— Start of Exercise inputs —

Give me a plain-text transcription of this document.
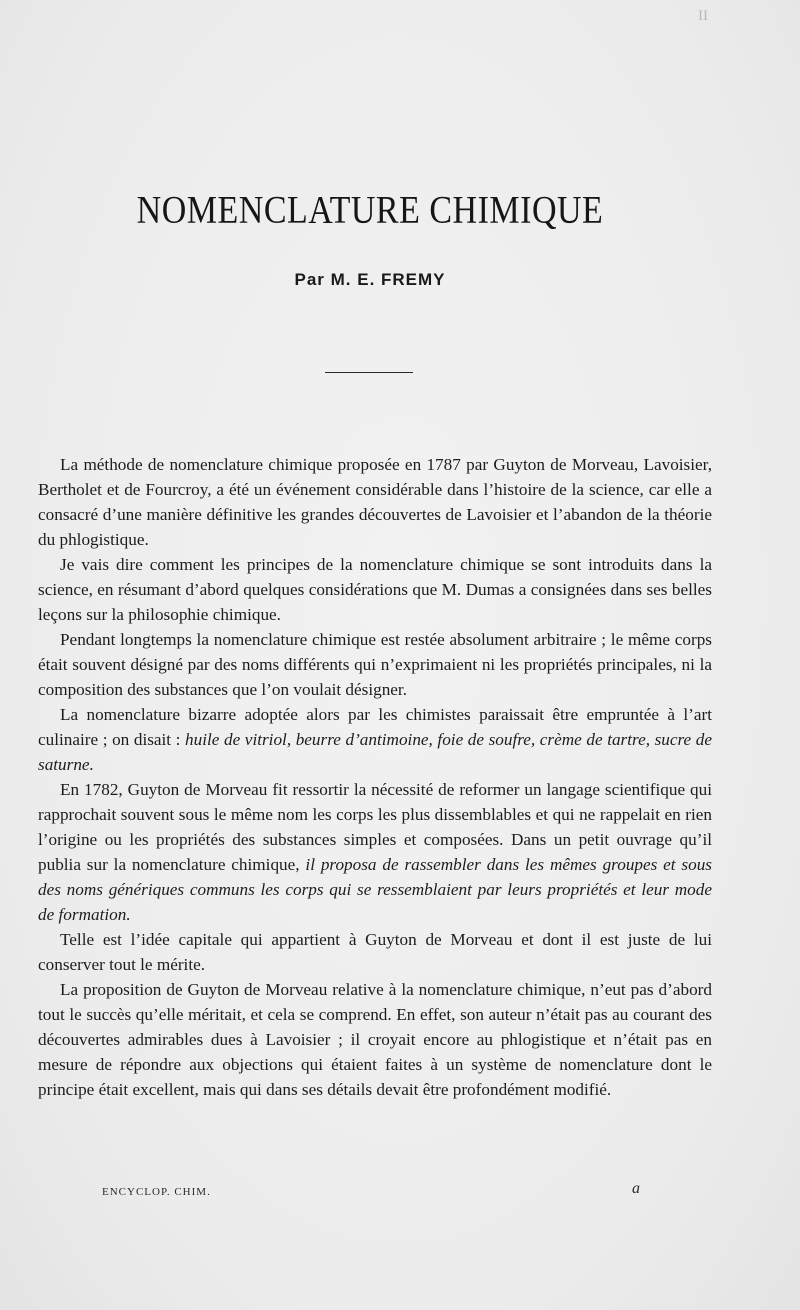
II
NOMENCLATURE CHIMIQUE
Par M. E. FREMY

La méthode de nomenclature chimique proposée en 1787 par Guyton de Morveau, Lavoisier, Bertholet et de Fourcroy, a été un événement considérable dans l’histoire de la science, car elle a consacré d’une manière définitive les grandes découvertes de Lavoisier et l’abandon de la théorie du phlogistique.

Je vais dire comment les principes de la nomenclature chimique se sont introduits dans la science, en résumant d’abord quelques considérations que M. Dumas a consignées dans ses belles leçons sur la philosophie chimique.

Pendant longtemps la nomenclature chimique est restée absolument arbitraire ; le même corps était souvent désigné par des noms différents qui n’exprimaient ni les propriétés principales, ni la composition des substances que l’on voulait désigner.

La nomenclature bizarre adoptée alors par les chimistes paraissait être empruntée à l’art culinaire ; on disait : huile de vitriol, beurre d’antimoine, foie de soufre, crème de tartre, sucre de saturne.

En 1782, Guyton de Morveau fit ressortir la nécessité de reformer un langage scientifique qui rapprochait souvent sous le même nom les corps les plus dissemblables et qui ne rappelait en rien l’origine ou les propriétés des substances simples et composées. Dans un petit ouvrage qu’il publia sur la nomenclature chimique, il proposa de rassembler dans les mêmes groupes et sous des noms génériques communs les corps qui se ressemblaient par leurs propriétés et leur mode de formation.

Telle est l’idée capitale qui appartient à Guyton de Morveau et dont il est juste de lui conserver tout le mérite.

La proposition de Guyton de Morveau relative à la nomenclature chimique, n’eut pas d’abord tout le succès qu’elle méritait, et cela se comprend. En effet, son auteur n’était pas au courant des découvertes admirables dues à Lavoisier ; il croyait encore au phlogistique et n’était pas en mesure de répondre aux objections qui étaient faites à un système de nomenclature dont le principe était excellent, mais qui dans ses détails devait être profondément modifié.

ENCYCLOP. CHIM.	a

— End of Exercise inputs —

Omit every picture, and otherwise quote the entries exactly.

Give me a plain-text transcription of this document.
II
NOMENCLATURE CHIMIQUE
Par M. E. FREMY

La méthode de nomenclature chimique proposée en 1787 par Guyton de Morveau, Lavoisier, Bertholet et de Fourcroy, a été un événement considérable dans l’histoire de la science, car elle a consacré d’une manière définitive les grandes découvertes de Lavoisier et l’abandon de la théorie du phlogistique.

Je vais dire comment les principes de la nomenclature chimique se sont introduits dans la science, en résumant d’abord quelques considérations que M. Dumas a consignées dans ses belles leçons sur la philosophie chimique.

Pendant longtemps la nomenclature chimique est restée absolument arbitraire ; le même corps était souvent désigné par des noms différents qui n’exprimaient ni les propriétés principales, ni la composition des substances que l’on voulait désigner.

La nomenclature bizarre adoptée alors par les chimistes paraissait être empruntée à l’art culinaire ; on disait : huile de vitriol, beurre d’antimoine, foie de soufre, crème de tartre, sucre de saturne.

En 1782, Guyton de Morveau fit ressortir la nécessité de reformer un langage scientifique qui rapprochait souvent sous le même nom les corps les plus dissemblables et qui ne rappelait en rien l’origine ou les propriétés des substances simples et composées. Dans un petit ouvrage qu’il publia sur la nomenclature chimique, il proposa de rassembler dans les mêmes groupes et sous des noms génériques communs les corps qui se ressemblaient par leurs propriétés et leur mode de formation.

Telle est l’idée capitale qui appartient à Guyton de Morveau et dont il est juste de lui conserver tout le mérite.

La proposition de Guyton de Morveau relative à la nomenclature chimique, n’eut pas d’abord tout le succès qu’elle méritait, et cela se comprend. En effet, son auteur n’était pas au courant des découvertes admirables dues à Lavoisier ; il croyait encore au phlogistique et n’était pas en mesure de répondre aux objections qui étaient faites à un système de nomenclature dont le principe était excellent, mais qui dans ses détails devait être profondément modifié.

ENCYCLOP. CHIM.	a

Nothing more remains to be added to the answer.